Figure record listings
>>>
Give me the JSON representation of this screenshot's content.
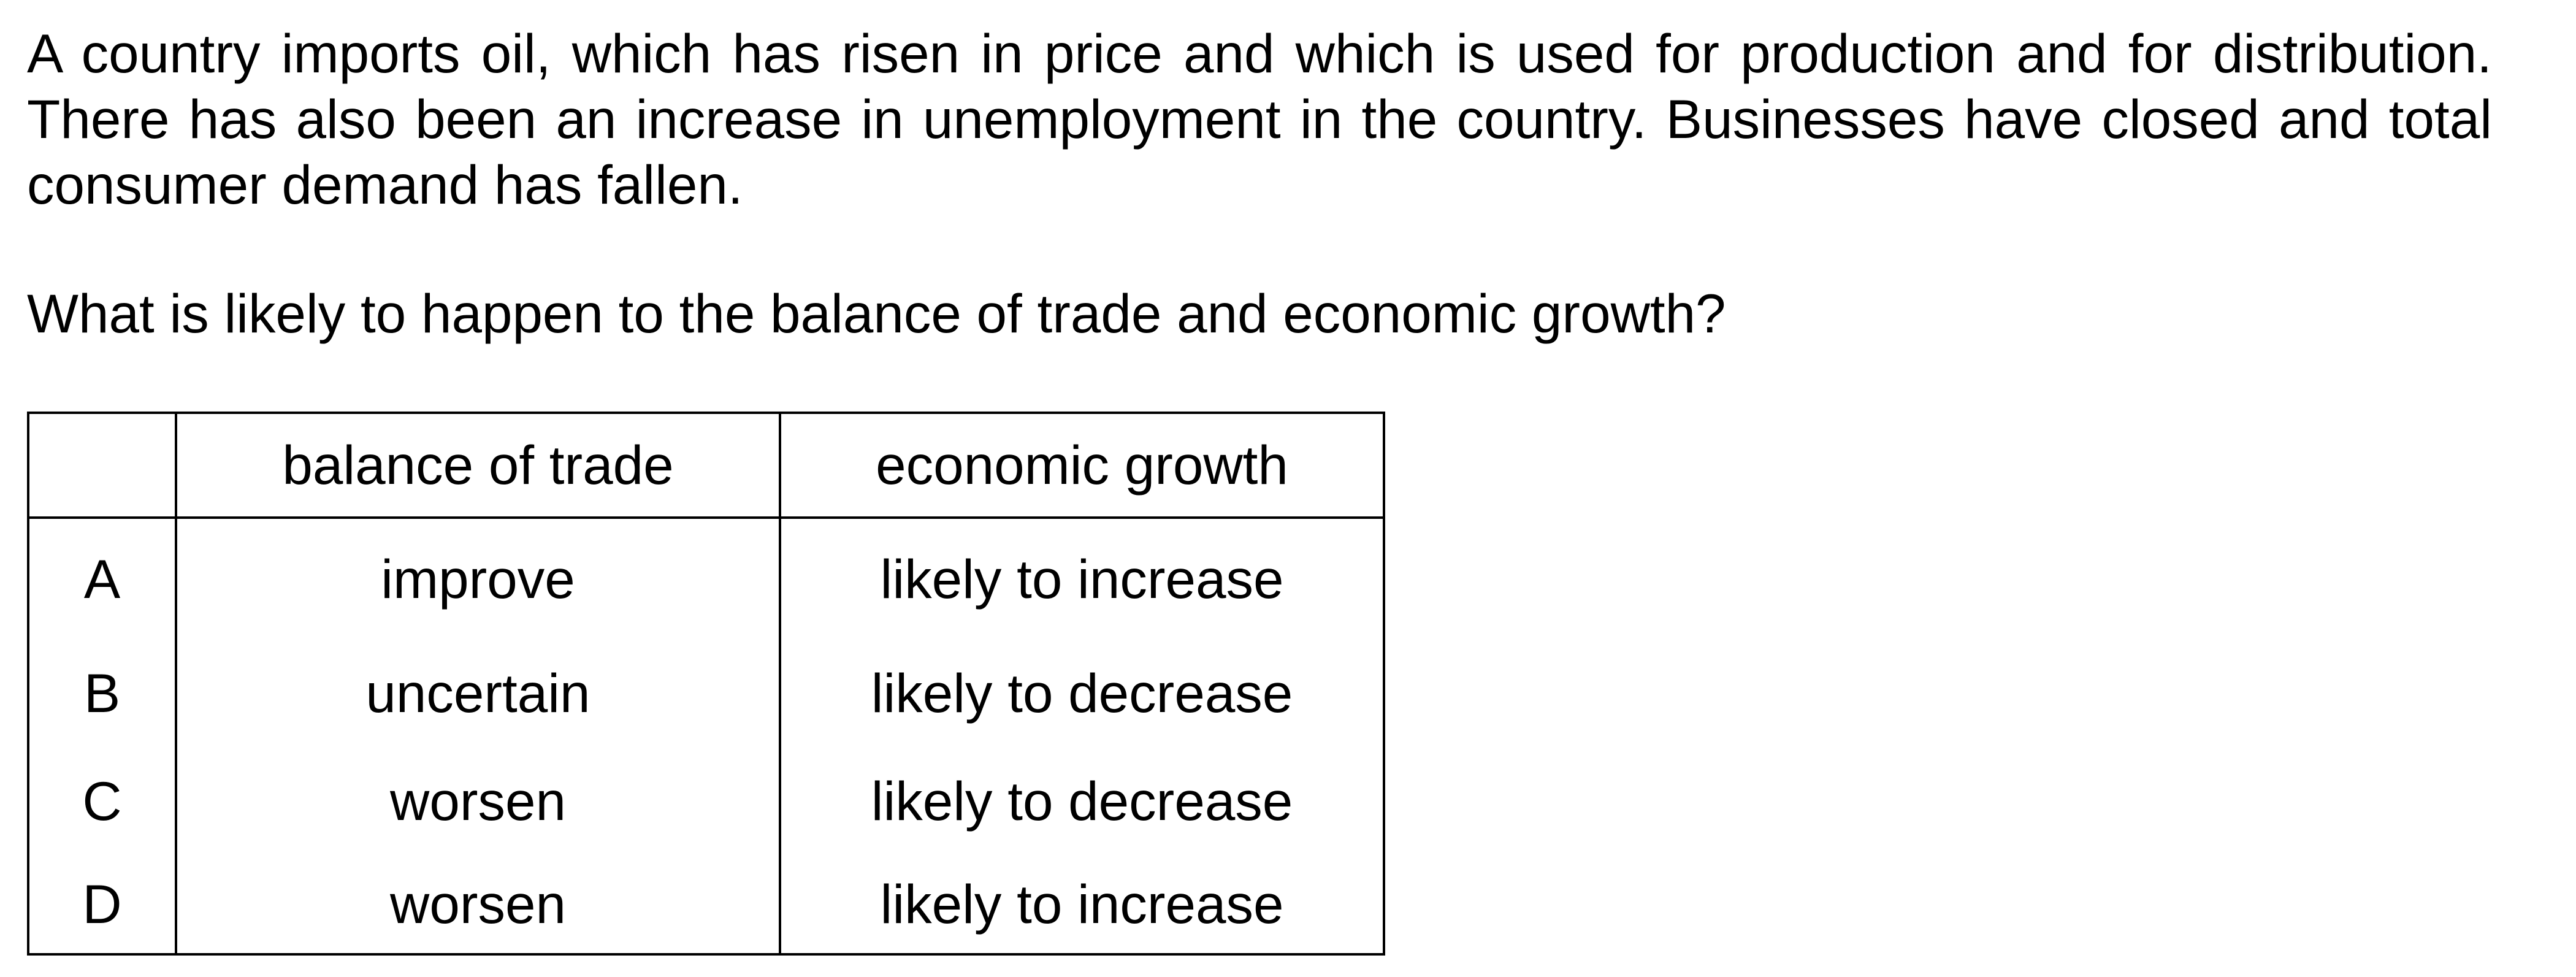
{
  "question": {
    "paragraph": "A country imports oil, which has risen in price and which is used for production and for distribution. There has also been an increase in unemployment in the country. Businesses have closed and total consumer demand has fallen.",
    "prompt": "What is likely to happen to the balance of trade and economic growth?"
  },
  "table": {
    "headers": [
      "",
      "balance of trade",
      "economic growth"
    ],
    "rows": [
      {
        "key": "A",
        "trade": "improve",
        "growth": "likely to increase"
      },
      {
        "key": "B",
        "trade": "uncertain",
        "growth": "likely to decrease"
      },
      {
        "key": "C",
        "trade": "worsen",
        "growth": "likely to decrease"
      },
      {
        "key": "D",
        "trade": "worsen",
        "growth": "likely to increase"
      }
    ]
  }
}
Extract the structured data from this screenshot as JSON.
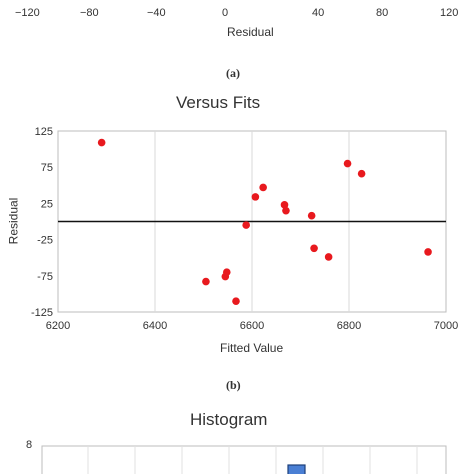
{
  "panel_a": {
    "x_ticks": [
      "−120",
      "−80",
      "−40",
      "0",
      "40",
      "80",
      "120"
    ],
    "xlabel": "Residual",
    "caption": "(a)"
  },
  "panel_b": {
    "caption": "(b)"
  },
  "panel_c": {
    "title": "Histogram",
    "y_tick_top": "8"
  },
  "chart_data": [
    {
      "type": "scatter",
      "title": "Versus Fits",
      "xlabel": "Fitted Value",
      "ylabel": "Residual",
      "xlim": [
        6200,
        7000
      ],
      "ylim": [
        -125,
        125
      ],
      "x_ticks": [
        6200,
        6400,
        6600,
        6800,
        7000
      ],
      "y_ticks": [
        125,
        75,
        25,
        -25,
        -75,
        -125
      ],
      "grid": "vertical",
      "reference_line": 0,
      "marker_color": "#e8191e",
      "points": [
        {
          "x": 6290,
          "y": 109
        },
        {
          "x": 6505,
          "y": -83
        },
        {
          "x": 6545,
          "y": -76
        },
        {
          "x": 6548,
          "y": -70
        },
        {
          "x": 6567,
          "y": -110
        },
        {
          "x": 6588,
          "y": -5
        },
        {
          "x": 6607,
          "y": 34
        },
        {
          "x": 6623,
          "y": 47
        },
        {
          "x": 6667,
          "y": 23
        },
        {
          "x": 6670,
          "y": 15
        },
        {
          "x": 6723,
          "y": 8
        },
        {
          "x": 6728,
          "y": -37
        },
        {
          "x": 6758,
          "y": -49
        },
        {
          "x": 6797,
          "y": 80
        },
        {
          "x": 6826,
          "y": 66
        },
        {
          "x": 6963,
          "y": -42
        }
      ]
    }
  ]
}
<<<
Repeat the records word for word. Any picture in them should be left out.

Give me the JSON representation of this screenshot's content.
{
  "question": {
    "paragraph": "A country imports oil, which has risen in price and which is used for production and for distribution. There has also been an increase in unemployment in the country. Businesses have closed and total consumer demand has fallen.",
    "prompt": "What is likely to happen to the balance of trade and economic growth?"
  },
  "table": {
    "headers": [
      "",
      "balance of trade",
      "economic growth"
    ],
    "rows": [
      {
        "key": "A",
        "trade": "improve",
        "growth": "likely to increase"
      },
      {
        "key": "B",
        "trade": "uncertain",
        "growth": "likely to decrease"
      },
      {
        "key": "C",
        "trade": "worsen",
        "growth": "likely to decrease"
      },
      {
        "key": "D",
        "trade": "worsen",
        "growth": "likely to increase"
      }
    ]
  }
}
Extract the structured data from this screenshot as JSON.
{
  "panel_a": {
    "x_ticks": [
      "−120",
      "−80",
      "−40",
      "0",
      "40",
      "80",
      "120"
    ],
    "xlabel": "Residual",
    "caption": "(a)"
  },
  "panel_b": {
    "caption": "(b)"
  },
  "panel_c": {
    "title": "Histogram",
    "y_tick_top": "8"
  },
  "chart_data": [
    {
      "type": "scatter",
      "title": "Versus Fits",
      "xlabel": "Fitted Value",
      "ylabel": "Residual",
      "xlim": [
        6200,
        7000
      ],
      "ylim": [
        -125,
        125
      ],
      "x_ticks": [
        6200,
        6400,
        6600,
        6800,
        7000
      ],
      "y_ticks": [
        125,
        75,
        25,
        -25,
        -75,
        -125
      ],
      "grid": "vertical",
      "reference_line": 0,
      "marker_color": "#e8191e",
      "points": [
        {
          "x": 6290,
          "y": 109
        },
        {
          "x": 6505,
          "y": -83
        },
        {
          "x": 6545,
          "y": -76
        },
        {
          "x": 6548,
          "y": -70
        },
        {
          "x": 6567,
          "y": -110
        },
        {
          "x": 6588,
          "y": -5
        },
        {
          "x": 6607,
          "y": 34
        },
        {
          "x": 6623,
          "y": 47
        },
        {
          "x": 6667,
          "y": 23
        },
        {
          "x": 6670,
          "y": 15
        },
        {
          "x": 6723,
          "y": 8
        },
        {
          "x": 6728,
          "y": -37
        },
        {
          "x": 6758,
          "y": -49
        },
        {
          "x": 6797,
          "y": 80
        },
        {
          "x": 6826,
          "y": 66
        },
        {
          "x": 6963,
          "y": -42
        }
      ]
    }
  ]
}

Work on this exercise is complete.